WHAT YOU ARE ASKED TO DO:
In the listing below, locate the lines that hold "степени" and copy them.

SOURCE RECORDS:
※

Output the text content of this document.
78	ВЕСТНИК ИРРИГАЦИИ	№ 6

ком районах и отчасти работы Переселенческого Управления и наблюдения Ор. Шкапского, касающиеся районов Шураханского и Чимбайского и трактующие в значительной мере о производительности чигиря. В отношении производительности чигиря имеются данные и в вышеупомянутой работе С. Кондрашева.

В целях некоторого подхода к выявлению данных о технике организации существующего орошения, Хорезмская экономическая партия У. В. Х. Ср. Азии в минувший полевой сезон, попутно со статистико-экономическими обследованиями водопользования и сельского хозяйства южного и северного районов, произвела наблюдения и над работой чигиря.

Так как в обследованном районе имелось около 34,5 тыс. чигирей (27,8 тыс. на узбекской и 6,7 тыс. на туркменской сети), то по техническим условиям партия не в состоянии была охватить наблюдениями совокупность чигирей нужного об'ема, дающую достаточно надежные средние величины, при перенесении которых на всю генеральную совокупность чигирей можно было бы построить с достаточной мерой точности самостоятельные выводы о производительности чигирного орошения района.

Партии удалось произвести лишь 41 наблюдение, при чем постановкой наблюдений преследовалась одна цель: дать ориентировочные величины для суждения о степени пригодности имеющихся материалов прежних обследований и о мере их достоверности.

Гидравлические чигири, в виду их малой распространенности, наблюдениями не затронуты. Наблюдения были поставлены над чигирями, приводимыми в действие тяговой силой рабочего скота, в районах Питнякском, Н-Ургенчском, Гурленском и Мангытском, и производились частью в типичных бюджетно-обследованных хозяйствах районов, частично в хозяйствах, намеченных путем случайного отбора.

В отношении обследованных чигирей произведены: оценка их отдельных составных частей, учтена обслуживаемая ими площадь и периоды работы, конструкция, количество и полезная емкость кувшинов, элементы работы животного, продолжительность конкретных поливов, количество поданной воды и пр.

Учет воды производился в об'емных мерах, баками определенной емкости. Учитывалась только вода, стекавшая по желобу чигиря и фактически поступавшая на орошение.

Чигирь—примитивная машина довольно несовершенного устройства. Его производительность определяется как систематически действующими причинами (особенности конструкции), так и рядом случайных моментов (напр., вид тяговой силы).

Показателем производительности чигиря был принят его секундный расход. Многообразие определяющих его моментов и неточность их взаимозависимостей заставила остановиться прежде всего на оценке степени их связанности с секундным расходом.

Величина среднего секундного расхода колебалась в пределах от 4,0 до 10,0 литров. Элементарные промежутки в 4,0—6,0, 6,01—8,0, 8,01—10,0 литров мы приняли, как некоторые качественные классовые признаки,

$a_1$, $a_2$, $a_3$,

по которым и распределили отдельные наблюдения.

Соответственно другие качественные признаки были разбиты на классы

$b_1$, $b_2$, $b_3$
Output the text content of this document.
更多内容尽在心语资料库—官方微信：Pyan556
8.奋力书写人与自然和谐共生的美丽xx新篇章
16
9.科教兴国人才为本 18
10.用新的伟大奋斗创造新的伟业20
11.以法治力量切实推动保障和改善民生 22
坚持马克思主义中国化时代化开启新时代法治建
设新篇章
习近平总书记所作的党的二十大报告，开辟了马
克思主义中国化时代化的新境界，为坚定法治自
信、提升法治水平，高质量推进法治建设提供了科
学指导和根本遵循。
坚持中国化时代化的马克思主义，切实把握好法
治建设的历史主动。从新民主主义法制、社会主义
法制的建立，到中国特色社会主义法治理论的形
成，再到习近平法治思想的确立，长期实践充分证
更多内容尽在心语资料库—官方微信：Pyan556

※

ANSWER TO THE TASK:
Партии удалось произвести лишь 41 наблюдение, при чем постановкой наблюдений преследовалась одна цель: дать ориентировочные величины для суждения о степени пригодности имеющихся материалов прежних обследований и о мере их достоверности.
Показателем производительности чигиря был принят его секундный расход. Многообразие определяющих его моментов и неточность их взаимозависимостей заставила остановиться прежде всего на оценке степени их связанности с секундным расходом.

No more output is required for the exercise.